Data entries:
*****
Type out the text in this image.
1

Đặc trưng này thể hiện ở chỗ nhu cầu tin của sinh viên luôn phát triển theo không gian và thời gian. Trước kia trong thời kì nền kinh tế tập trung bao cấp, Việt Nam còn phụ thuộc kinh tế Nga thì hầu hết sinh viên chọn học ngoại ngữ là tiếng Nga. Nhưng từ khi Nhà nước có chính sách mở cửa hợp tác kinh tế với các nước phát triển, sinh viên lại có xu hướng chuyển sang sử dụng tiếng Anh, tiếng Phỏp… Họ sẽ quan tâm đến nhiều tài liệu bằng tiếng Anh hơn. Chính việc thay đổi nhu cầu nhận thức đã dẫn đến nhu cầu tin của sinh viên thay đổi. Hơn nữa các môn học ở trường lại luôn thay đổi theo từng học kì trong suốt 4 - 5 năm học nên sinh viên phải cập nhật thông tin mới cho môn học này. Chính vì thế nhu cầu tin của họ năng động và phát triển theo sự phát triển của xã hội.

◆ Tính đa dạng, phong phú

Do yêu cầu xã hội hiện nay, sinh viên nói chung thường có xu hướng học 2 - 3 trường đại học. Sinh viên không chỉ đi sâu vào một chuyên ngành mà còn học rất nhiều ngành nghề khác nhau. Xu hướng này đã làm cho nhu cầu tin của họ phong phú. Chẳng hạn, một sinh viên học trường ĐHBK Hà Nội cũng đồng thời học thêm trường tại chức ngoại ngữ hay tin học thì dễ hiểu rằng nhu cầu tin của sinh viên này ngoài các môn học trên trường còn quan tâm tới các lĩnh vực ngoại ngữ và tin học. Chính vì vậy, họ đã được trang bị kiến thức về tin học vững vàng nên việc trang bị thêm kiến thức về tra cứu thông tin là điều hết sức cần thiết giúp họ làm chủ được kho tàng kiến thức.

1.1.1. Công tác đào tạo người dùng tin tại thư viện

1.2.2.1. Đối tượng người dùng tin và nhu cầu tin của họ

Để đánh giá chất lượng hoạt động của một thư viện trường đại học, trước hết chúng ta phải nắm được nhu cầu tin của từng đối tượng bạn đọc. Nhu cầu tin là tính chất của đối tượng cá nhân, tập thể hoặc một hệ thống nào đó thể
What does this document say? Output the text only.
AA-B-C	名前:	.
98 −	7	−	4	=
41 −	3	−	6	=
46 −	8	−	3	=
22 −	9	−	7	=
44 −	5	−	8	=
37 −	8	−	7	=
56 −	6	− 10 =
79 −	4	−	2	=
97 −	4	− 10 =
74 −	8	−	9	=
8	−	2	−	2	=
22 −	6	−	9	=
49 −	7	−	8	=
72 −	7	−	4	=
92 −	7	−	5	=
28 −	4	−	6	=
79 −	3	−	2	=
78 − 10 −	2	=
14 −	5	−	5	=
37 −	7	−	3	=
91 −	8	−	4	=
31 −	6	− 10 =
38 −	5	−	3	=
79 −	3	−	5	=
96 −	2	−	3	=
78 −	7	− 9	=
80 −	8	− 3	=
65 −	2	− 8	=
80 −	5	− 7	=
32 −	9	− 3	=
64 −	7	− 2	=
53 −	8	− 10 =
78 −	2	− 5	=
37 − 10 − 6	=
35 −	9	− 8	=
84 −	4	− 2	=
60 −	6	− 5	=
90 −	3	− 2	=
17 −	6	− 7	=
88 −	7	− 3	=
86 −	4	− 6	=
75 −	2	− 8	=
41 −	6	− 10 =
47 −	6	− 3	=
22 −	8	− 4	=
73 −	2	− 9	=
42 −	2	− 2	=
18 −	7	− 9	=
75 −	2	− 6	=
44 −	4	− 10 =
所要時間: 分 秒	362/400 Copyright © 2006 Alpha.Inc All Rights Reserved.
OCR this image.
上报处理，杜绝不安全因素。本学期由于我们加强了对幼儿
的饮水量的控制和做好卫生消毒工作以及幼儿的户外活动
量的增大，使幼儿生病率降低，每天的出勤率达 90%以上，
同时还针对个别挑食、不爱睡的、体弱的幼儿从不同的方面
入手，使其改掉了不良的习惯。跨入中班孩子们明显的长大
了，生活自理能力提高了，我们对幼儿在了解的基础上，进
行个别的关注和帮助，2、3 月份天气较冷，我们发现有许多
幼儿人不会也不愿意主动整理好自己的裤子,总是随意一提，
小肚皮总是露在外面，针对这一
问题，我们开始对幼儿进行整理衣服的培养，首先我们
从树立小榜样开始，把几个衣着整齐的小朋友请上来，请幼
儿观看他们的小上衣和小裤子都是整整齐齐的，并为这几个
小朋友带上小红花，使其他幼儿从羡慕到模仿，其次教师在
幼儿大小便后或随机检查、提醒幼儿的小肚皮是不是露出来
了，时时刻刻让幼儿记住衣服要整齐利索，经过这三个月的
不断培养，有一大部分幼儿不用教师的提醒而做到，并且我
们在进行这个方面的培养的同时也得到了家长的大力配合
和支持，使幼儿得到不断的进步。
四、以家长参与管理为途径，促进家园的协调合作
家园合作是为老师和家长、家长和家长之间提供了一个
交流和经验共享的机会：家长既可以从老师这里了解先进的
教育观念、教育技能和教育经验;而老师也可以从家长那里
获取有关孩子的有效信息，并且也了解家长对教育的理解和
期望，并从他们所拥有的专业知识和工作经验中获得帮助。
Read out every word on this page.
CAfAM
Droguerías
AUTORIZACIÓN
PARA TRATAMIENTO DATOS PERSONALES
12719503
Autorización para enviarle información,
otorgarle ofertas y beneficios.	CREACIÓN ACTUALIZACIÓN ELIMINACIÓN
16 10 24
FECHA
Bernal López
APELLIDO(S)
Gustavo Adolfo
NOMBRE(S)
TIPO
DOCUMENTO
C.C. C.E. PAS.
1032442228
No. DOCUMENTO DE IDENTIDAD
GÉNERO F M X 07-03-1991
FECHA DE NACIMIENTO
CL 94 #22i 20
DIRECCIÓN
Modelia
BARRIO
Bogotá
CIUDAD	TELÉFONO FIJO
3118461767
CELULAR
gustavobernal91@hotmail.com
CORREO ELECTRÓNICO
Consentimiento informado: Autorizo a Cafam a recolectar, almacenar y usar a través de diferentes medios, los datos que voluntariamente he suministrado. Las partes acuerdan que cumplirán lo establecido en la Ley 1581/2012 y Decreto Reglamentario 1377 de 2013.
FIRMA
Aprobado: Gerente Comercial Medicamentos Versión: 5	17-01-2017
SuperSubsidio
*****
__TO DO__: From the listing above, reproduce all the lines exactly.

__THE SOLUTION__:
Type out the text in this image.
1

Đặc trưng này thể hiện ở chỗ nhu cầu tin của sinh viên luôn phát triển theo không gian và thời gian. Trước kia trong thời kì nền kinh tế tập trung bao cấp, Việt Nam còn phụ thuộc kinh tế Nga thì hầu hết sinh viên chọn học ngoại ngữ là tiếng Nga. Nhưng từ khi Nhà nước có chính sách mở cửa hợp tác kinh tế với các nước phát triển, sinh viên lại có xu hướng chuyển sang sử dụng tiếng Anh, tiếng Phỏp… Họ sẽ quan tâm đến nhiều tài liệu bằng tiếng Anh hơn. Chính việc thay đổi nhu cầu nhận thức đã dẫn đến nhu cầu tin của sinh viên thay đổi. Hơn nữa các môn học ở trường lại luôn thay đổi theo từng học kì trong suốt 4 - 5 năm học nên sinh viên phải cập nhật thông tin mới cho môn học này. Chính vì thế nhu cầu tin của họ năng động và phát triển theo sự phát triển của xã hội.

◆ Tính đa dạng, phong phú

Do yêu cầu xã hội hiện nay, sinh viên nói chung thường có xu hướng học 2 - 3 trường đại học. Sinh viên không chỉ đi sâu vào một chuyên ngành mà còn học rất nhiều ngành nghề khác nhau. Xu hướng này đã làm cho nhu cầu tin của họ phong phú. Chẳng hạn, một sinh viên học trường ĐHBK Hà Nội cũng đồng thời học thêm trường tại chức ngoại ngữ hay tin học thì dễ hiểu rằng nhu cầu tin của sinh viên này ngoài các môn học trên trường còn quan tâm tới các lĩnh vực ngoại ngữ và tin học. Chính vì vậy, họ đã được trang bị kiến thức về tin học vững vàng nên việc trang bị thêm kiến thức về tra cứu thông tin là điều hết sức cần thiết giúp họ làm chủ được kho tàng kiến thức.

1.1.1. Công tác đào tạo người dùng tin tại thư viện

1.2.2.1. Đối tượng người dùng tin và nhu cầu tin của họ

Để đánh giá chất lượng hoạt động của một thư viện trường đại học, trước hết chúng ta phải nắm được nhu cầu tin của từng đối tượng bạn đọc. Nhu cầu tin là tính chất của đối tượng cá nhân, tập thể hoặc một hệ thống nào đó thể
What does this document say? Output the text only.
AA-B-C	名前:	.
98 −	7	−	4	=
41 −	3	−	6	=
46 −	8	−	3	=
22 −	9	−	7	=
44 −	5	−	8	=
37 −	8	−	7	=
56 −	6	− 10 =
79 −	4	−	2	=
97 −	4	− 10 =
74 −	8	−	9	=
8	−	2	−	2	=
22 −	6	−	9	=
49 −	7	−	8	=
72 −	7	−	4	=
92 −	7	−	5	=
28 −	4	−	6	=
79 −	3	−	2	=
78 − 10 −	2	=
14 −	5	−	5	=
37 −	7	−	3	=
91 −	8	−	4	=
31 −	6	− 10 =
38 −	5	−	3	=
79 −	3	−	5	=
96 −	2	−	3	=
78 −	7	− 9	=
80 −	8	− 3	=
65 −	2	− 8	=
80 −	5	− 7	=
32 −	9	− 3	=
64 −	7	− 2	=
53 −	8	− 10 =
78 −	2	− 5	=
37 − 10 − 6	=
35 −	9	− 8	=
84 −	4	− 2	=
60 −	6	− 5	=
90 −	3	− 2	=
17 −	6	− 7	=
88 −	7	− 3	=
86 −	4	− 6	=
75 −	2	− 8	=
41 −	6	− 10 =
47 −	6	− 3	=
22 −	8	− 4	=
73 −	2	− 9	=
42 −	2	− 2	=
18 −	7	− 9	=
75 −	2	− 6	=
44 −	4	− 10 =
所要時間: 分 秒	362/400 Copyright © 2006 Alpha.Inc All Rights Reserved.
OCR this image.
上报处理，杜绝不安全因素。本学期由于我们加强了对幼儿
的饮水量的控制和做好卫生消毒工作以及幼儿的户外活动
量的增大，使幼儿生病率降低，每天的出勤率达 90%以上，
同时还针对个别挑食、不爱睡的、体弱的幼儿从不同的方面
入手，使其改掉了不良的习惯。跨入中班孩子们明显的长大
了，生活自理能力提高了，我们对幼儿在了解的基础上，进
行个别的关注和帮助，2、3 月份天气较冷，我们发现有许多
幼儿人不会也不愿意主动整理好自己的裤子,总是随意一提，
小肚皮总是露在外面，针对这一
问题，我们开始对幼儿进行整理衣服的培养，首先我们
从树立小榜样开始，把几个衣着整齐的小朋友请上来，请幼
儿观看他们的小上衣和小裤子都是整整齐齐的，并为这几个
小朋友带上小红花，使其他幼儿从羡慕到模仿，其次教师在
幼儿大小便后或随机检查、提醒幼儿的小肚皮是不是露出来
了，时时刻刻让幼儿记住衣服要整齐利索，经过这三个月的
不断培养，有一大部分幼儿不用教师的提醒而做到，并且我
们在进行这个方面的培养的同时也得到了家长的大力配合
和支持，使幼儿得到不断的进步。
四、以家长参与管理为途径，促进家园的协调合作
家园合作是为老师和家长、家长和家长之间提供了一个
交流和经验共享的机会：家长既可以从老师这里了解先进的
教育观念、教育技能和教育经验;而老师也可以从家长那里
获取有关孩子的有效信息，并且也了解家长对教育的理解和
期望，并从他们所拥有的专业知识和工作经验中获得帮助。
Read out every word on this page.
CAfAM
Droguerías
AUTORIZACIÓN
PARA TRATAMIENTO DATOS PERSONALES
12719503
Autorización para enviarle información,
otorgarle ofertas y beneficios.	CREACIÓN ACTUALIZACIÓN ELIMINACIÓN
16 10 24
FECHA
Bernal López
APELLIDO(S)
Gustavo Adolfo
NOMBRE(S)
TIPO
DOCUMENTO
C.C. C.E. PAS.
1032442228
No. DOCUMENTO DE IDENTIDAD
GÉNERO F M X 07-03-1991
FECHA DE NACIMIENTO
CL 94 #22i 20
DIRECCIÓN
Modelia
BARRIO
Bogotá
CIUDAD	TELÉFONO FIJO
3118461767
CELULAR
gustavobernal91@hotmail.com
CORREO ELECTRÓNICO
Consentimiento informado: Autorizo a Cafam a recolectar, almacenar y usar a través de diferentes medios, los datos que voluntariamente he suministrado. Las partes acuerdan que cumplirán lo establecido en la Ley 1581/2012 y Decreto Reglamentario 1377 de 2013.
FIRMA
Aprobado: Gerente Comercial Medicamentos Versión: 5	17-01-2017
SuperSubsidio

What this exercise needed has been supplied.